**Stated goal**
Provide the number of lines where the word "year" occurs, and no other text.

--- Start of Extracted entries ---

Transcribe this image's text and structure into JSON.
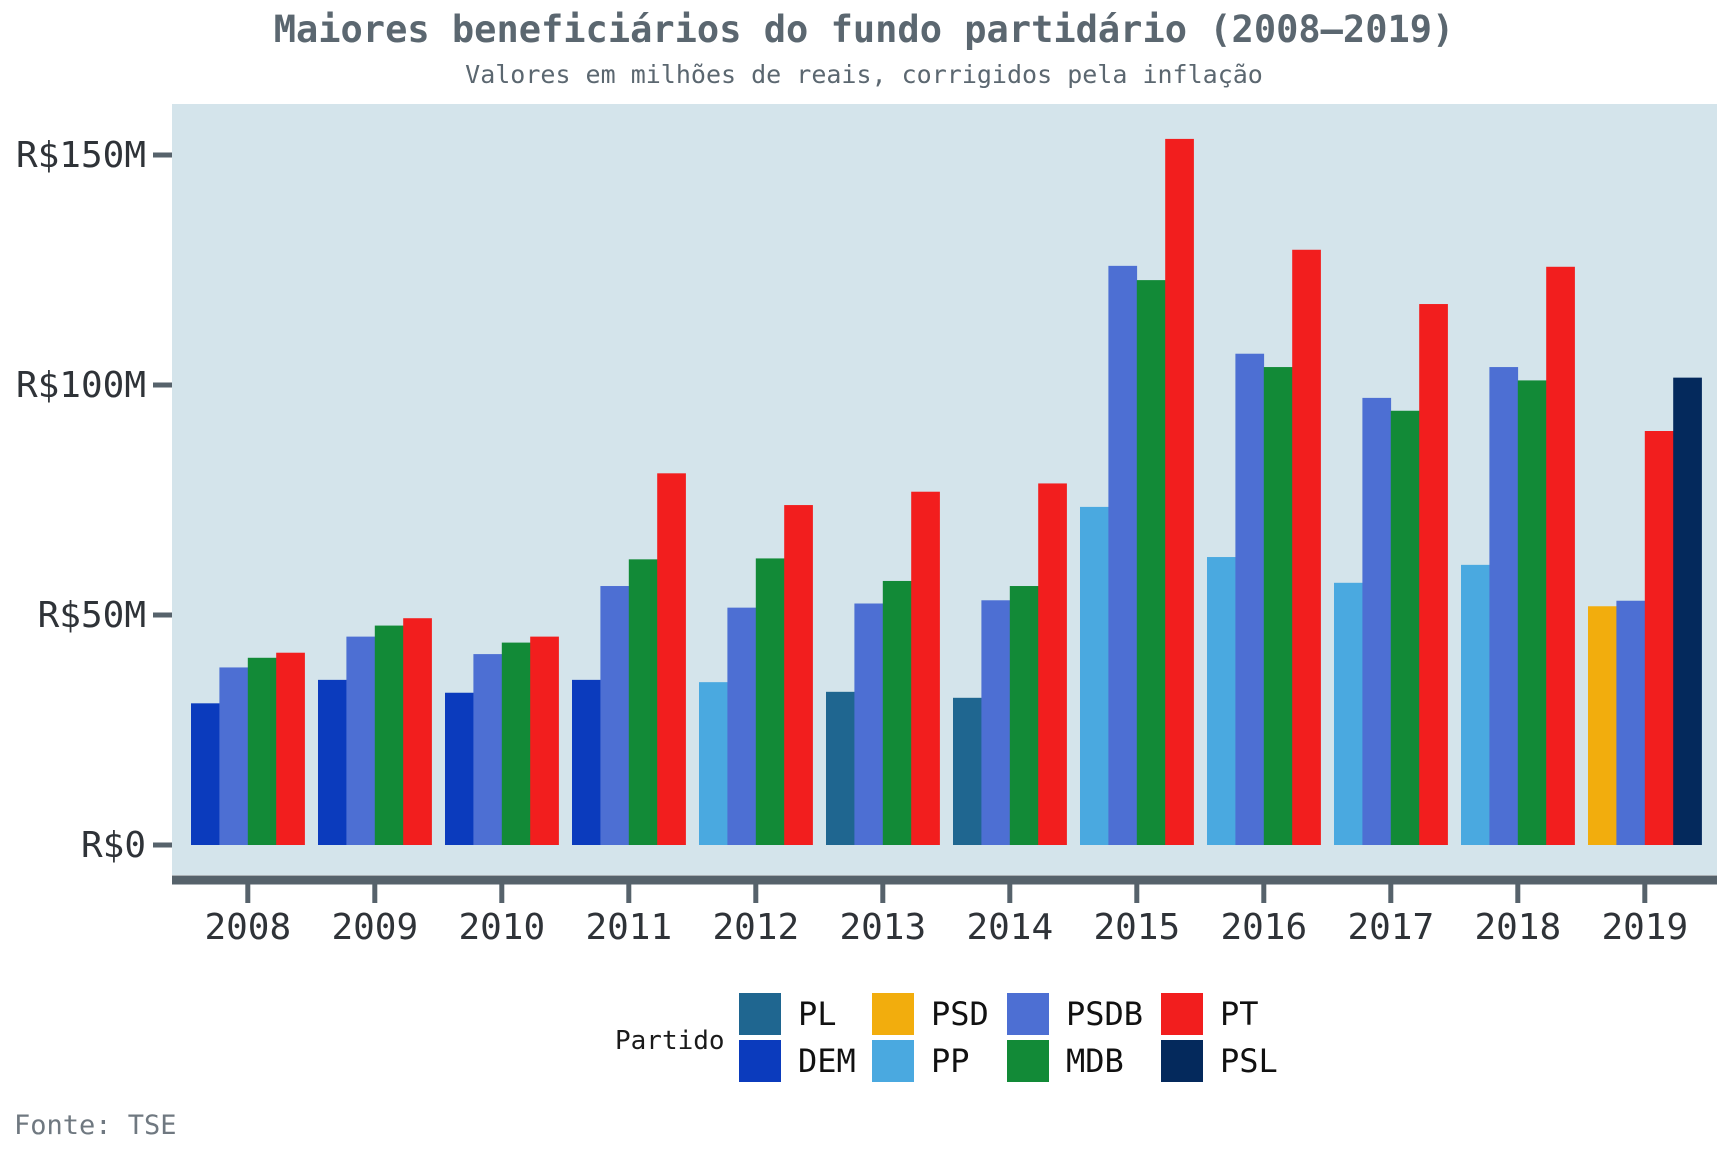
{
  "chart_data": {
    "type": "bar",
    "title": "Maiores beneficiários do fundo partidário (2008–2019)",
    "subtitle": "Valores em milhões de reais, corrigidos pela inflação",
    "caption": "Fonte: TSE",
    "ylabel": "",
    "xlabel": "",
    "ylim": [
      0,
      160
    ],
    "yticks": [
      {
        "value": 0,
        "label": "R$0"
      },
      {
        "value": 50,
        "label": "R$50M"
      },
      {
        "value": 100,
        "label": "R$100M"
      },
      {
        "value": 150,
        "label": "R$150M"
      }
    ],
    "grid": false,
    "panel_color": "#d4e4eb",
    "axis_color": "#56626b",
    "legend": {
      "title": "Partido",
      "placement": "bottom",
      "entries": [
        {
          "name": "PL",
          "color": "#1f6690"
        },
        {
          "name": "DEM",
          "color": "#0b3bbd"
        },
        {
          "name": "PSD",
          "color": "#f2ad0d"
        },
        {
          "name": "PP",
          "color": "#4aa9e0"
        },
        {
          "name": "PSDB",
          "color": "#4d6fd3"
        },
        {
          "name": "MDB",
          "color": "#128a37"
        },
        {
          "name": "PT",
          "color": "#f21e1e"
        },
        {
          "name": "PSL",
          "color": "#04295c"
        }
      ]
    },
    "groups": [
      {
        "year": "2008",
        "bars": [
          {
            "party": "DEM",
            "value": 30.8
          },
          {
            "party": "PSDB",
            "value": 38.6
          },
          {
            "party": "MDB",
            "value": 40.7
          },
          {
            "party": "PT",
            "value": 41.8
          }
        ]
      },
      {
        "year": "2009",
        "bars": [
          {
            "party": "DEM",
            "value": 35.9
          },
          {
            "party": "PSDB",
            "value": 45.3
          },
          {
            "party": "MDB",
            "value": 47.7
          },
          {
            "party": "PT",
            "value": 49.3
          }
        ]
      },
      {
        "year": "2010",
        "bars": [
          {
            "party": "DEM",
            "value": 33.1
          },
          {
            "party": "PSDB",
            "value": 41.5
          },
          {
            "party": "MDB",
            "value": 44.0
          },
          {
            "party": "PT",
            "value": 45.3
          }
        ]
      },
      {
        "year": "2011",
        "bars": [
          {
            "party": "DEM",
            "value": 35.9
          },
          {
            "party": "PSDB",
            "value": 56.3
          },
          {
            "party": "MDB",
            "value": 62.1
          },
          {
            "party": "PT",
            "value": 80.8
          }
        ]
      },
      {
        "year": "2012",
        "bars": [
          {
            "party": "PP",
            "value": 35.4
          },
          {
            "party": "PSDB",
            "value": 51.6
          },
          {
            "party": "MDB",
            "value": 62.3
          },
          {
            "party": "PT",
            "value": 73.9
          }
        ]
      },
      {
        "year": "2013",
        "bars": [
          {
            "party": "PL",
            "value": 33.3
          },
          {
            "party": "PSDB",
            "value": 52.5
          },
          {
            "party": "MDB",
            "value": 57.4
          },
          {
            "party": "PT",
            "value": 76.8
          }
        ]
      },
      {
        "year": "2014",
        "bars": [
          {
            "party": "PL",
            "value": 32.0
          },
          {
            "party": "PSDB",
            "value": 53.2
          },
          {
            "party": "MDB",
            "value": 56.3
          },
          {
            "party": "PT",
            "value": 78.6
          }
        ]
      },
      {
        "year": "2015",
        "bars": [
          {
            "party": "PP",
            "value": 73.5
          },
          {
            "party": "PSDB",
            "value": 125.9
          },
          {
            "party": "MDB",
            "value": 122.8
          },
          {
            "party": "PT",
            "value": 153.5
          }
        ]
      },
      {
        "year": "2016",
        "bars": [
          {
            "party": "PP",
            "value": 62.6
          },
          {
            "party": "PSDB",
            "value": 106.8
          },
          {
            "party": "MDB",
            "value": 103.9
          },
          {
            "party": "PT",
            "value": 129.4
          }
        ]
      },
      {
        "year": "2017",
        "bars": [
          {
            "party": "PP",
            "value": 57.0
          },
          {
            "party": "PSDB",
            "value": 97.2
          },
          {
            "party": "MDB",
            "value": 94.4
          },
          {
            "party": "PT",
            "value": 117.6
          }
        ]
      },
      {
        "year": "2018",
        "bars": [
          {
            "party": "PP",
            "value": 60.9
          },
          {
            "party": "PSDB",
            "value": 103.9
          },
          {
            "party": "MDB",
            "value": 101.0
          },
          {
            "party": "PT",
            "value": 125.7
          }
        ]
      },
      {
        "year": "2019",
        "bars": [
          {
            "party": "PSD",
            "value": 51.9
          },
          {
            "party": "PSDB",
            "value": 53.1
          },
          {
            "party": "PT",
            "value": 90.0
          },
          {
            "party": "PSL",
            "value": 101.6
          }
        ]
      }
    ]
  }
}
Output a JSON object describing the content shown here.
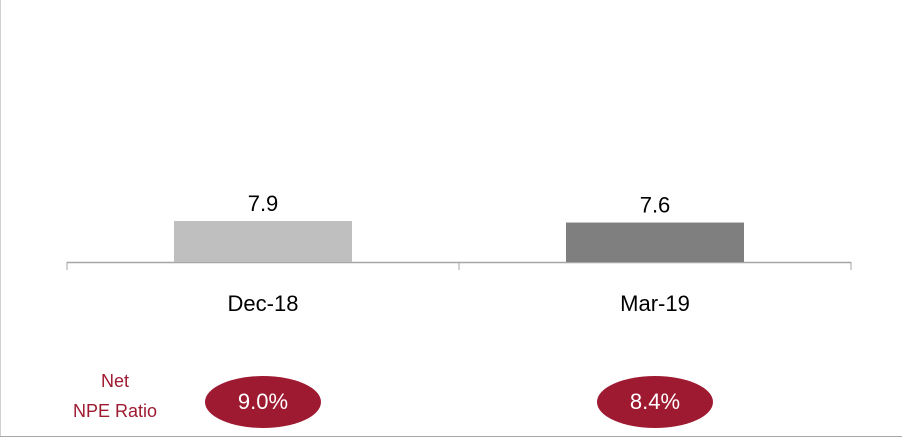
{
  "chart_data": {
    "type": "bar",
    "categories": [
      "Dec-18",
      "Mar-19"
    ],
    "values": [
      7.9,
      7.6
    ],
    "colors": [
      "#bfbfbf",
      "#7f7f7f"
    ],
    "ylim": [
      0,
      47
    ],
    "grid": false,
    "ratio_label": [
      "Net",
      "NPE Ratio"
    ],
    "ratio_values": [
      9.0,
      8.4
    ],
    "ratio_value_labels": [
      "9.0%",
      "8.4%"
    ],
    "ratio_color": "#9e1a31"
  }
}
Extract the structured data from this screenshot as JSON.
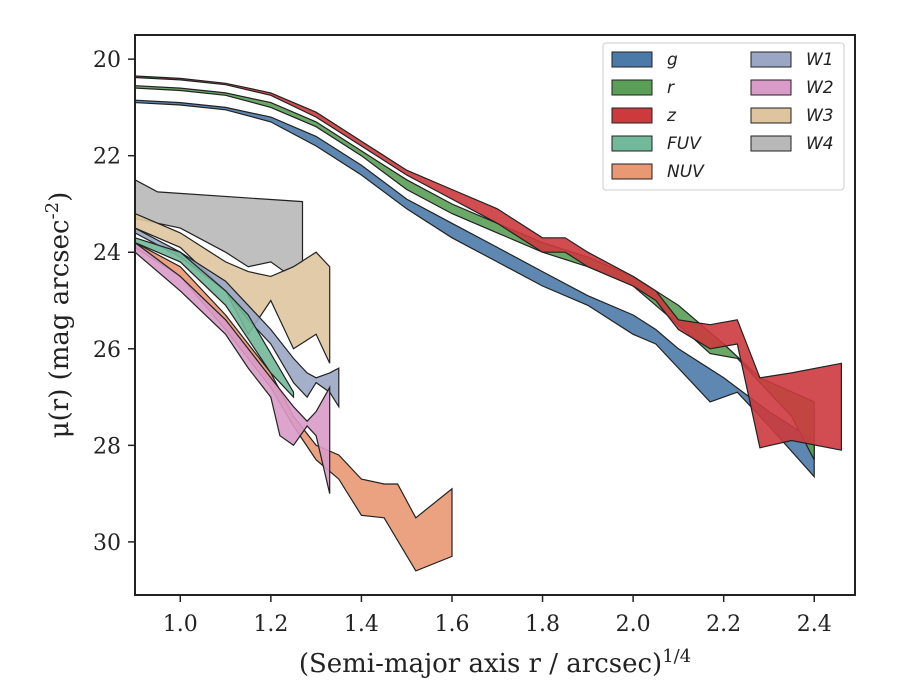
{
  "chart_data": {
    "type": "area",
    "xlabel": "(Semi-major axis r / arcsec)^{1/4}",
    "ylabel": "μ(r) (mag arcsec^{-2})",
    "xlim": [
      0.9,
      2.49
    ],
    "ylim": [
      31.1,
      19.5
    ],
    "y_inverted": true,
    "x_ticks": [
      "1.0",
      "1.2",
      "1.4",
      "1.6",
      "1.8",
      "2.0",
      "2.2",
      "2.4"
    ],
    "y_ticks": [
      "20",
      "22",
      "24",
      "26",
      "28",
      "30"
    ],
    "grid": false,
    "legend_position": "top-right",
    "legend_columns": 2,
    "series": [
      {
        "name": "g",
        "color": "#4c7aa8",
        "upper": [
          [
            0.9,
            20.85
          ],
          [
            1.0,
            20.9
          ],
          [
            1.1,
            21.0
          ],
          [
            1.2,
            21.2
          ],
          [
            1.3,
            21.6
          ],
          [
            1.4,
            22.2
          ],
          [
            1.5,
            22.9
          ],
          [
            1.6,
            23.4
          ],
          [
            1.7,
            23.9
          ],
          [
            1.8,
            24.4
          ],
          [
            1.9,
            24.9
          ],
          [
            2.0,
            25.3
          ],
          [
            2.05,
            25.6
          ],
          [
            2.1,
            26.0
          ],
          [
            2.2,
            26.6
          ],
          [
            2.3,
            27.3
          ],
          [
            2.4,
            27.9
          ]
        ],
        "lower": [
          [
            0.9,
            20.9
          ],
          [
            1.0,
            20.95
          ],
          [
            1.1,
            21.05
          ],
          [
            1.2,
            21.3
          ],
          [
            1.3,
            21.8
          ],
          [
            1.4,
            22.4
          ],
          [
            1.5,
            23.1
          ],
          [
            1.6,
            23.7
          ],
          [
            1.7,
            24.2
          ],
          [
            1.8,
            24.7
          ],
          [
            1.9,
            25.1
          ],
          [
            2.0,
            25.7
          ],
          [
            2.05,
            25.9
          ],
          [
            2.1,
            26.4
          ],
          [
            2.17,
            27.1
          ],
          [
            2.23,
            26.9
          ],
          [
            2.3,
            27.6
          ],
          [
            2.4,
            28.65
          ]
        ]
      },
      {
        "name": "r",
        "color": "#5a9e57",
        "upper": [
          [
            0.9,
            20.55
          ],
          [
            1.0,
            20.6
          ],
          [
            1.1,
            20.7
          ],
          [
            1.2,
            20.9
          ],
          [
            1.3,
            21.3
          ],
          [
            1.4,
            21.9
          ],
          [
            1.5,
            22.5
          ],
          [
            1.6,
            23.0
          ],
          [
            1.7,
            23.4
          ],
          [
            1.8,
            23.8
          ],
          [
            1.9,
            24.1
          ],
          [
            2.0,
            24.5
          ],
          [
            2.1,
            25.1
          ],
          [
            2.2,
            25.9
          ],
          [
            2.28,
            26.6
          ],
          [
            2.4,
            27.1
          ]
        ],
        "lower": [
          [
            0.9,
            20.6
          ],
          [
            1.0,
            20.65
          ],
          [
            1.1,
            20.75
          ],
          [
            1.2,
            21.0
          ],
          [
            1.3,
            21.4
          ],
          [
            1.4,
            22.0
          ],
          [
            1.5,
            22.7
          ],
          [
            1.6,
            23.2
          ],
          [
            1.7,
            23.6
          ],
          [
            1.8,
            24.0
          ],
          [
            1.9,
            24.3
          ],
          [
            2.0,
            24.7
          ],
          [
            2.1,
            25.5
          ],
          [
            2.17,
            26.1
          ],
          [
            2.23,
            26.2
          ],
          [
            2.3,
            26.9
          ],
          [
            2.35,
            27.4
          ],
          [
            2.4,
            28.3
          ]
        ]
      },
      {
        "name": "z",
        "color": "#cc3a3e",
        "upper": [
          [
            0.9,
            20.35
          ],
          [
            1.0,
            20.4
          ],
          [
            1.1,
            20.5
          ],
          [
            1.2,
            20.7
          ],
          [
            1.3,
            21.1
          ],
          [
            1.4,
            21.7
          ],
          [
            1.5,
            22.3
          ],
          [
            1.6,
            22.7
          ],
          [
            1.7,
            23.1
          ],
          [
            1.8,
            23.7
          ],
          [
            1.85,
            23.7
          ],
          [
            1.9,
            24.0
          ],
          [
            2.0,
            24.5
          ],
          [
            2.05,
            24.8
          ],
          [
            2.1,
            25.4
          ],
          [
            2.17,
            25.5
          ],
          [
            2.23,
            25.4
          ],
          [
            2.28,
            26.6
          ],
          [
            2.35,
            26.5
          ],
          [
            2.46,
            26.3
          ]
        ],
        "lower": [
          [
            0.9,
            20.38
          ],
          [
            1.0,
            20.43
          ],
          [
            1.1,
            20.53
          ],
          [
            1.2,
            20.75
          ],
          [
            1.3,
            21.2
          ],
          [
            1.4,
            21.8
          ],
          [
            1.5,
            22.4
          ],
          [
            1.6,
            22.9
          ],
          [
            1.7,
            23.4
          ],
          [
            1.8,
            24.0
          ],
          [
            1.85,
            24.0
          ],
          [
            1.9,
            24.3
          ],
          [
            2.0,
            24.7
          ],
          [
            2.05,
            25.0
          ],
          [
            2.1,
            25.6
          ],
          [
            2.17,
            26.0
          ],
          [
            2.23,
            25.9
          ],
          [
            2.28,
            28.05
          ],
          [
            2.35,
            27.9
          ],
          [
            2.46,
            28.1
          ]
        ]
      },
      {
        "name": "FUV",
        "color": "#72b89a",
        "upper": [
          [
            0.9,
            23.7
          ],
          [
            1.0,
            24.0
          ],
          [
            1.1,
            24.8
          ],
          [
            1.15,
            25.3
          ],
          [
            1.2,
            26.1
          ],
          [
            1.25,
            26.9
          ]
        ],
        "lower": [
          [
            0.9,
            23.8
          ],
          [
            1.0,
            24.2
          ],
          [
            1.1,
            25.1
          ],
          [
            1.15,
            25.8
          ],
          [
            1.2,
            26.5
          ],
          [
            1.25,
            27.0
          ]
        ]
      },
      {
        "name": "NUV",
        "color": "#e89872",
        "upper": [
          [
            0.9,
            23.8
          ],
          [
            1.0,
            24.3
          ],
          [
            1.1,
            25.3
          ],
          [
            1.2,
            26.5
          ],
          [
            1.25,
            27.4
          ],
          [
            1.3,
            28.0
          ],
          [
            1.35,
            28.2
          ],
          [
            1.4,
            28.7
          ],
          [
            1.45,
            28.8
          ],
          [
            1.48,
            28.8
          ],
          [
            1.52,
            29.5
          ],
          [
            1.6,
            28.9
          ]
        ],
        "lower": [
          [
            0.9,
            23.9
          ],
          [
            1.0,
            24.5
          ],
          [
            1.1,
            25.6
          ],
          [
            1.2,
            26.8
          ],
          [
            1.25,
            27.6
          ],
          [
            1.3,
            28.3
          ],
          [
            1.35,
            28.7
          ],
          [
            1.4,
            29.45
          ],
          [
            1.45,
            29.5
          ],
          [
            1.52,
            30.6
          ],
          [
            1.6,
            30.3
          ]
        ]
      },
      {
        "name": "W1",
        "color": "#9aa6c4",
        "upper": [
          [
            0.9,
            23.5
          ],
          [
            1.0,
            24.0
          ],
          [
            1.1,
            24.6
          ],
          [
            1.15,
            25.1
          ],
          [
            1.2,
            25.6
          ],
          [
            1.25,
            26.2
          ],
          [
            1.28,
            26.5
          ],
          [
            1.3,
            26.6
          ],
          [
            1.33,
            26.5
          ],
          [
            1.35,
            26.4
          ]
        ],
        "lower": [
          [
            0.9,
            23.6
          ],
          [
            1.0,
            24.1
          ],
          [
            1.1,
            24.8
          ],
          [
            1.15,
            25.4
          ],
          [
            1.2,
            25.9
          ],
          [
            1.25,
            26.7
          ],
          [
            1.28,
            27.0
          ],
          [
            1.3,
            26.7
          ],
          [
            1.33,
            26.9
          ],
          [
            1.35,
            27.2
          ]
        ]
      },
      {
        "name": "W2",
        "color": "#d99bc8",
        "upper": [
          [
            0.9,
            23.8
          ],
          [
            1.0,
            24.5
          ],
          [
            1.1,
            25.4
          ],
          [
            1.15,
            26.0
          ],
          [
            1.2,
            26.6
          ],
          [
            1.25,
            27.2
          ],
          [
            1.28,
            27.5
          ],
          [
            1.3,
            27.3
          ],
          [
            1.33,
            26.8
          ]
        ],
        "lower": [
          [
            0.9,
            24.0
          ],
          [
            1.0,
            24.8
          ],
          [
            1.1,
            25.7
          ],
          [
            1.15,
            26.4
          ],
          [
            1.2,
            27.0
          ],
          [
            1.22,
            27.8
          ],
          [
            1.25,
            28.0
          ],
          [
            1.28,
            27.6
          ],
          [
            1.3,
            27.8
          ],
          [
            1.33,
            29.0
          ]
        ]
      },
      {
        "name": "W3",
        "color": "#dfc59f",
        "upper": [
          [
            0.9,
            23.2
          ],
          [
            1.0,
            23.6
          ],
          [
            1.1,
            24.2
          ],
          [
            1.15,
            24.4
          ],
          [
            1.2,
            24.5
          ],
          [
            1.25,
            24.3
          ],
          [
            1.3,
            24.0
          ],
          [
            1.33,
            24.3
          ]
        ],
        "lower": [
          [
            0.9,
            23.5
          ],
          [
            1.0,
            23.9
          ],
          [
            1.1,
            24.8
          ],
          [
            1.15,
            25.7
          ],
          [
            1.2,
            25.0
          ],
          [
            1.25,
            26.0
          ],
          [
            1.3,
            25.7
          ],
          [
            1.33,
            26.3
          ]
        ]
      },
      {
        "name": "W4",
        "color": "#b8b8b8",
        "upper": [
          [
            0.9,
            22.5
          ],
          [
            0.95,
            22.75
          ],
          [
            1.27,
            22.95
          ]
        ],
        "lower": [
          [
            0.9,
            23.3
          ],
          [
            1.0,
            23.5
          ],
          [
            1.1,
            24.0
          ],
          [
            1.15,
            24.3
          ],
          [
            1.2,
            24.2
          ],
          [
            1.23,
            24.4
          ],
          [
            1.27,
            24.2
          ]
        ]
      }
    ]
  }
}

--- End of Extracted entries ---

**Task output**
12